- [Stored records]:
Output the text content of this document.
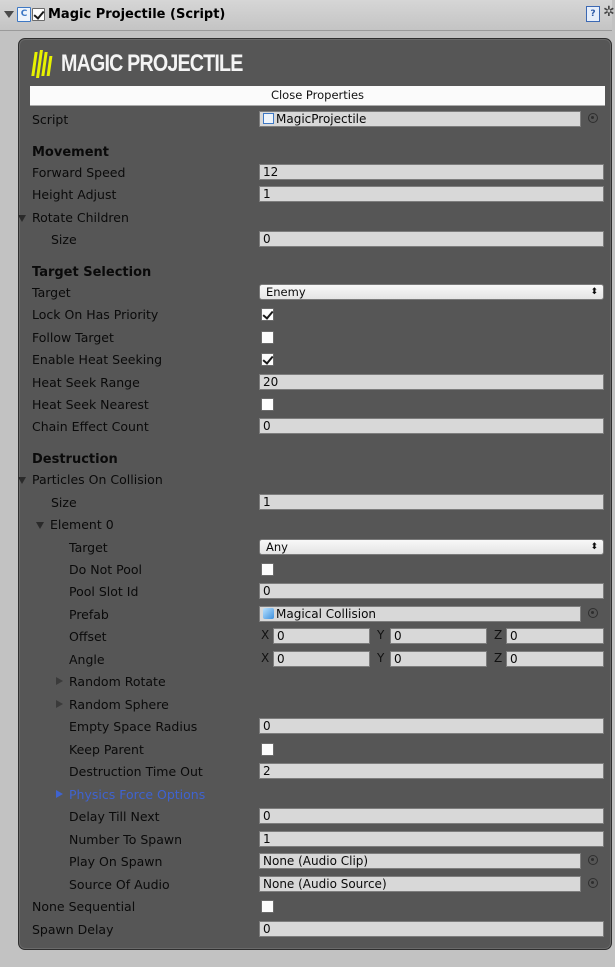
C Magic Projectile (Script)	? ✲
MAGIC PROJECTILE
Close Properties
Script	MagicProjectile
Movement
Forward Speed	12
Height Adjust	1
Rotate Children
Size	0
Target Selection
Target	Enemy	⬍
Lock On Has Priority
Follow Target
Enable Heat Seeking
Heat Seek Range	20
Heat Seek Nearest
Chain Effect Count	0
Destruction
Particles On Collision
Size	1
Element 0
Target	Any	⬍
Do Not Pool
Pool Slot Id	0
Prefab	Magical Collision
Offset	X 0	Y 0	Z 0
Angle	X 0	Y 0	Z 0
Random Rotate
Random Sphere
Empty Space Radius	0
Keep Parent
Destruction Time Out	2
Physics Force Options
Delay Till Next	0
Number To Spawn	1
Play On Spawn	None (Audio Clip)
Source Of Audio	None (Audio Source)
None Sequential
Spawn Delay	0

- [EXERCISE DETAILS]: Repeat each entry exactly as it appears; skip any picture.

- [FINISHED EXERCISE]:
Output the text content of this document.
C Magic Projectile (Script)	? ✲
MAGIC PROJECTILE
Close Properties
Script	MagicProjectile
Movement
Forward Speed	12
Height Adjust	1
Rotate Children
Size	0
Target Selection
Target	Enemy	⬍
Lock On Has Priority
Follow Target
Enable Heat Seeking
Heat Seek Range	20
Heat Seek Nearest
Chain Effect Count	0
Destruction
Particles On Collision
Size	1
Element 0
Target	Any	⬍
Do Not Pool
Pool Slot Id	0
Prefab	Magical Collision
Offset	X 0	Y 0	Z 0
Angle	X 0	Y 0	Z 0
Random Rotate
Random Sphere
Empty Space Radius	0
Keep Parent
Destruction Time Out	2
Physics Force Options
Delay Till Next	0
Number To Spawn	1
Play On Spawn	None (Audio Clip)
Source Of Audio	None (Audio Source)
None Sequential
Spawn Delay	0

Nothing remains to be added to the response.